# Exercise:
What follows is a set of records, each of which is to be written out exactly.

=== Task input ===

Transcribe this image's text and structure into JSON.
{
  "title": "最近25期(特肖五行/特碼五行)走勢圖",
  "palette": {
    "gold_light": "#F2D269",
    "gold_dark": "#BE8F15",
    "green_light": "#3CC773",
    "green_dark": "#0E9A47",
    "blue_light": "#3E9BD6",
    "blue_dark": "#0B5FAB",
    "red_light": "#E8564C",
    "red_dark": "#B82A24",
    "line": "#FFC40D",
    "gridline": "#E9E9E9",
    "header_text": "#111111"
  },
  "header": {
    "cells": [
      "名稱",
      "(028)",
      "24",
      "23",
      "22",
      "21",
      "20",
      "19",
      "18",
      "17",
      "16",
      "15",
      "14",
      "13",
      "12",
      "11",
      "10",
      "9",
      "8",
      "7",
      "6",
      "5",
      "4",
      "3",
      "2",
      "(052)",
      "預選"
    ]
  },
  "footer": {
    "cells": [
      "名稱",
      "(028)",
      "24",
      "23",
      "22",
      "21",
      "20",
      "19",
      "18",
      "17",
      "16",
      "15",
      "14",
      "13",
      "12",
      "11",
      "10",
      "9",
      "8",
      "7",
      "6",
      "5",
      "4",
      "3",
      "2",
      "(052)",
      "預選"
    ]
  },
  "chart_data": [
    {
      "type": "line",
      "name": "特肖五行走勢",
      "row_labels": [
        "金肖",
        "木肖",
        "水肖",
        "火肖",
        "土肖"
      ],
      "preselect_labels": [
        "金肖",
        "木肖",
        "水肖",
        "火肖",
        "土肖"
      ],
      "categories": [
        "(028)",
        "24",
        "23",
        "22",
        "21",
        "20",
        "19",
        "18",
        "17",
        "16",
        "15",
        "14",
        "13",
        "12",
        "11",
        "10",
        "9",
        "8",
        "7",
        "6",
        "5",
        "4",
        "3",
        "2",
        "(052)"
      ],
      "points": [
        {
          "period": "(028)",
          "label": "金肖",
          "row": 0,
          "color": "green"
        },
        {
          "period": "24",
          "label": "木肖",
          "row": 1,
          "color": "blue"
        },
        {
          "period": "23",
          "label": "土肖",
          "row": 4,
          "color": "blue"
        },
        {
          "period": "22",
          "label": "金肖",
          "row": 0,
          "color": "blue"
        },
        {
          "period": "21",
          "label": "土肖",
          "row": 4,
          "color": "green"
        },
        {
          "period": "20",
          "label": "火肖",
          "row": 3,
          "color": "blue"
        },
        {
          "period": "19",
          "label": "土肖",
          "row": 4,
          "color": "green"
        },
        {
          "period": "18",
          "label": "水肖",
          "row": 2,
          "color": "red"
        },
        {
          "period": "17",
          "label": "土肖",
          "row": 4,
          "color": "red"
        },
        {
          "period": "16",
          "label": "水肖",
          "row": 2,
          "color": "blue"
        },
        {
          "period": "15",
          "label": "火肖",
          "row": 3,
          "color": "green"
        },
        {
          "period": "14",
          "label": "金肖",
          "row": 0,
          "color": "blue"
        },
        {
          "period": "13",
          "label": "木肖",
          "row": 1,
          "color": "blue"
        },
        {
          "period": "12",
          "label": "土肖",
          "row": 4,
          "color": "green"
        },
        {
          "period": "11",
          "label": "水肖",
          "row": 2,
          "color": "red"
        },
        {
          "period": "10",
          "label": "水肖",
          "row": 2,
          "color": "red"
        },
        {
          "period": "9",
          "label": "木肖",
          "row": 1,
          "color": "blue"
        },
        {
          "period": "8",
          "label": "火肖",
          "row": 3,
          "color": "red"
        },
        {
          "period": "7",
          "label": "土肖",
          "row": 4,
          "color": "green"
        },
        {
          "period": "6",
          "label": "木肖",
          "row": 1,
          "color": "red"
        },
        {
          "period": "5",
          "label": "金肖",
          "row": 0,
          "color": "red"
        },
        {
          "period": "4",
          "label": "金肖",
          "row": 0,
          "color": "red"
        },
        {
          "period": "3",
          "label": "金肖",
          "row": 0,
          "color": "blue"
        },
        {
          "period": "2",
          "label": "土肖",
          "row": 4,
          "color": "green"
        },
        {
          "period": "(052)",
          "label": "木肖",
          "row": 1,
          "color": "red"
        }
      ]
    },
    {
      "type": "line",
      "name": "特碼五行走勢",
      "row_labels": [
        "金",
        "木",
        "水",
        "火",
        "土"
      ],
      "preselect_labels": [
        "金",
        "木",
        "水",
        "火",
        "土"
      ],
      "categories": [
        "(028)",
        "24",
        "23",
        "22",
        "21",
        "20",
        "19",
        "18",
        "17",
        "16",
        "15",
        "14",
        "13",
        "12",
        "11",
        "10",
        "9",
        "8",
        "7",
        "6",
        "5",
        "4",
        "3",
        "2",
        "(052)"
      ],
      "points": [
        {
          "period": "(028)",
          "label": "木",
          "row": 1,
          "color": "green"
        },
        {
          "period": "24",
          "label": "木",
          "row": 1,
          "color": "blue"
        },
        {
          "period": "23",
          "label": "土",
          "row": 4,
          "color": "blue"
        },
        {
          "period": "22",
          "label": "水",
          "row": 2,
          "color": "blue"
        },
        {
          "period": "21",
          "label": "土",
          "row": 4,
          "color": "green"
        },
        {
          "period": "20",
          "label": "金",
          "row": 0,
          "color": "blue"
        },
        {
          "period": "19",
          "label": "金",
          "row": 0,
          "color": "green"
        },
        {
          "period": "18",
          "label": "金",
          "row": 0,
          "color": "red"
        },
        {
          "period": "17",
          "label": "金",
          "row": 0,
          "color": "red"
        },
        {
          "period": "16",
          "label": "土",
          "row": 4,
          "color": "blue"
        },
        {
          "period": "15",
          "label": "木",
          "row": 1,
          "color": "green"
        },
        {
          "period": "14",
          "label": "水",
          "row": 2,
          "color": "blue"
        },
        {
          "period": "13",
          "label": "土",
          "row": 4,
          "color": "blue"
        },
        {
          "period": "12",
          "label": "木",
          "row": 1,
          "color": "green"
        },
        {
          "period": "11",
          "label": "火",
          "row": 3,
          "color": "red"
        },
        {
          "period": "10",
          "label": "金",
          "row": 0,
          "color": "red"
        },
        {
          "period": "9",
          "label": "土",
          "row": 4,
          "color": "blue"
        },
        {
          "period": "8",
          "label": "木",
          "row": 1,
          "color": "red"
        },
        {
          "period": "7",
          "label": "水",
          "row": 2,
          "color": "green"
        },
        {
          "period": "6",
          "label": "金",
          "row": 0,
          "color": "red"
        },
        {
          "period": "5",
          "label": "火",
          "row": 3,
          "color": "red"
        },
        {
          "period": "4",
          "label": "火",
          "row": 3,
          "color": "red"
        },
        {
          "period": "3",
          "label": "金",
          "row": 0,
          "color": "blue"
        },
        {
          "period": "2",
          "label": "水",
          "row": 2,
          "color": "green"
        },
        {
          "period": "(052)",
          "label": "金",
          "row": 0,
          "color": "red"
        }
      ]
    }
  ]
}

===

# Result:
Transcribe this image's text and structure into JSON.
{
  "title": "最近25期(特肖五行/特碼五行)走勢圖",
  "palette": {
    "gold_light": "#F2D269",
    "gold_dark": "#BE8F15",
    "green_light": "#3CC773",
    "green_dark": "#0E9A47",
    "blue_light": "#3E9BD6",
    "blue_dark": "#0B5FAB",
    "red_light": "#E8564C",
    "red_dark": "#B82A24",
    "line": "#FFC40D",
    "gridline": "#E9E9E9",
    "header_text": "#111111"
  },
  "header": {
    "cells": [
      "名稱",
      "(028)",
      "24",
      "23",
      "22",
      "21",
      "20",
      "19",
      "18",
      "17",
      "16",
      "15",
      "14",
      "13",
      "12",
      "11",
      "10",
      "9",
      "8",
      "7",
      "6",
      "5",
      "4",
      "3",
      "2",
      "(052)",
      "預選"
    ]
  },
  "footer": {
    "cells": [
      "名稱",
      "(028)",
      "24",
      "23",
      "22",
      "21",
      "20",
      "19",
      "18",
      "17",
      "16",
      "15",
      "14",
      "13",
      "12",
      "11",
      "10",
      "9",
      "8",
      "7",
      "6",
      "5",
      "4",
      "3",
      "2",
      "(052)",
      "預選"
    ]
  },
  "chart_data": [
    {
      "type": "line",
      "name": "特肖五行走勢",
      "row_labels": [
        "金肖",
        "木肖",
        "水肖",
        "火肖",
        "土肖"
      ],
      "preselect_labels": [
        "金肖",
        "木肖",
        "水肖",
        "火肖",
        "土肖"
      ],
      "categories": [
        "(028)",
        "24",
        "23",
        "22",
        "21",
        "20",
        "19",
        "18",
        "17",
        "16",
        "15",
        "14",
        "13",
        "12",
        "11",
        "10",
        "9",
        "8",
        "7",
        "6",
        "5",
        "4",
        "3",
        "2",
        "(052)"
      ],
      "points": [
        {
          "period": "(028)",
          "label": "金肖",
          "row": 0,
          "color": "green"
        },
        {
          "period": "24",
          "label": "木肖",
          "row": 1,
          "color": "blue"
        },
        {
          "period": "23",
          "label": "土肖",
          "row": 4,
          "color": "blue"
        },
        {
          "period": "22",
          "label": "金肖",
          "row": 0,
          "color": "blue"
        },
        {
          "period": "21",
          "label": "土肖",
          "row": 4,
          "color": "green"
        },
        {
          "period": "20",
          "label": "火肖",
          "row": 3,
          "color": "blue"
        },
        {
          "period": "19",
          "label": "土肖",
          "row": 4,
          "color": "green"
        },
        {
          "period": "18",
          "label": "水肖",
          "row": 2,
          "color": "red"
        },
        {
          "period": "17",
          "label": "土肖",
          "row": 4,
          "color": "red"
        },
        {
          "period": "16",
          "label": "水肖",
          "row": 2,
          "color": "blue"
        },
        {
          "period": "15",
          "label": "火肖",
          "row": 3,
          "color": "green"
        },
        {
          "period": "14",
          "label": "金肖",
          "row": 0,
          "color": "blue"
        },
        {
          "period": "13",
          "label": "木肖",
          "row": 1,
          "color": "blue"
        },
        {
          "period": "12",
          "label": "土肖",
          "row": 4,
          "color": "green"
        },
        {
          "period": "11",
          "label": "水肖",
          "row": 2,
          "color": "red"
        },
        {
          "period": "10",
          "label": "水肖",
          "row": 2,
          "color": "red"
        },
        {
          "period": "9",
          "label": "木肖",
          "row": 1,
          "color": "blue"
        },
        {
          "period": "8",
          "label": "火肖",
          "row": 3,
          "color": "red"
        },
        {
          "period": "7",
          "label": "土肖",
          "row": 4,
          "color": "green"
        },
        {
          "period": "6",
          "label": "木肖",
          "row": 1,
          "color": "red"
        },
        {
          "period": "5",
          "label": "金肖",
          "row": 0,
          "color": "red"
        },
        {
          "period": "4",
          "label": "金肖",
          "row": 0,
          "color": "red"
        },
        {
          "period": "3",
          "label": "金肖",
          "row": 0,
          "color": "blue"
        },
        {
          "period": "2",
          "label": "土肖",
          "row": 4,
          "color": "green"
        },
        {
          "period": "(052)",
          "label": "木肖",
          "row": 1,
          "color": "red"
        }
      ]
    },
    {
      "type": "line",
      "name": "特碼五行走勢",
      "row_labels": [
        "金",
        "木",
        "水",
        "火",
        "土"
      ],
      "preselect_labels": [
        "金",
        "木",
        "水",
        "火",
        "土"
      ],
      "categories": [
        "(028)",
        "24",
        "23",
        "22",
        "21",
        "20",
        "19",
        "18",
        "17",
        "16",
        "15",
        "14",
        "13",
        "12",
        "11",
        "10",
        "9",
        "8",
        "7",
        "6",
        "5",
        "4",
        "3",
        "2",
        "(052)"
      ],
      "points": [
        {
          "period": "(028)",
          "label": "木",
          "row": 1,
          "color": "green"
        },
        {
          "period": "24",
          "label": "木",
          "row": 1,
          "color": "blue"
        },
        {
          "period": "23",
          "label": "土",
          "row": 4,
          "color": "blue"
        },
        {
          "period": "22",
          "label": "水",
          "row": 2,
          "color": "blue"
        },
        {
          "period": "21",
          "label": "土",
          "row": 4,
          "color": "green"
        },
        {
          "period": "20",
          "label": "金",
          "row": 0,
          "color": "blue"
        },
        {
          "period": "19",
          "label": "金",
          "row": 0,
          "color": "green"
        },
        {
          "period": "18",
          "label": "金",
          "row": 0,
          "color": "red"
        },
        {
          "period": "17",
          "label": "金",
          "row": 0,
          "color": "red"
        },
        {
          "period": "16",
          "label": "土",
          "row": 4,
          "color": "blue"
        },
        {
          "period": "15",
          "label": "木",
          "row": 1,
          "color": "green"
        },
        {
          "period": "14",
          "label": "水",
          "row": 2,
          "color": "blue"
        },
        {
          "period": "13",
          "label": "土",
          "row": 4,
          "color": "blue"
        },
        {
          "period": "12",
          "label": "木",
          "row": 1,
          "color": "green"
        },
        {
          "period": "11",
          "label": "火",
          "row": 3,
          "color": "red"
        },
        {
          "period": "10",
          "label": "金",
          "row": 0,
          "color": "red"
        },
        {
          "period": "9",
          "label": "土",
          "row": 4,
          "color": "blue"
        },
        {
          "period": "8",
          "label": "木",
          "row": 1,
          "color": "red"
        },
        {
          "period": "7",
          "label": "水",
          "row": 2,
          "color": "green"
        },
        {
          "period": "6",
          "label": "金",
          "row": 0,
          "color": "red"
        },
        {
          "period": "5",
          "label": "火",
          "row": 3,
          "color": "red"
        },
        {
          "period": "4",
          "label": "火",
          "row": 3,
          "color": "red"
        },
        {
          "period": "3",
          "label": "金",
          "row": 0,
          "color": "blue"
        },
        {
          "period": "2",
          "label": "水",
          "row": 2,
          "color": "green"
        },
        {
          "period": "(052)",
          "label": "金",
          "row": 0,
          "color": "red"
        }
      ]
    }
  ]
}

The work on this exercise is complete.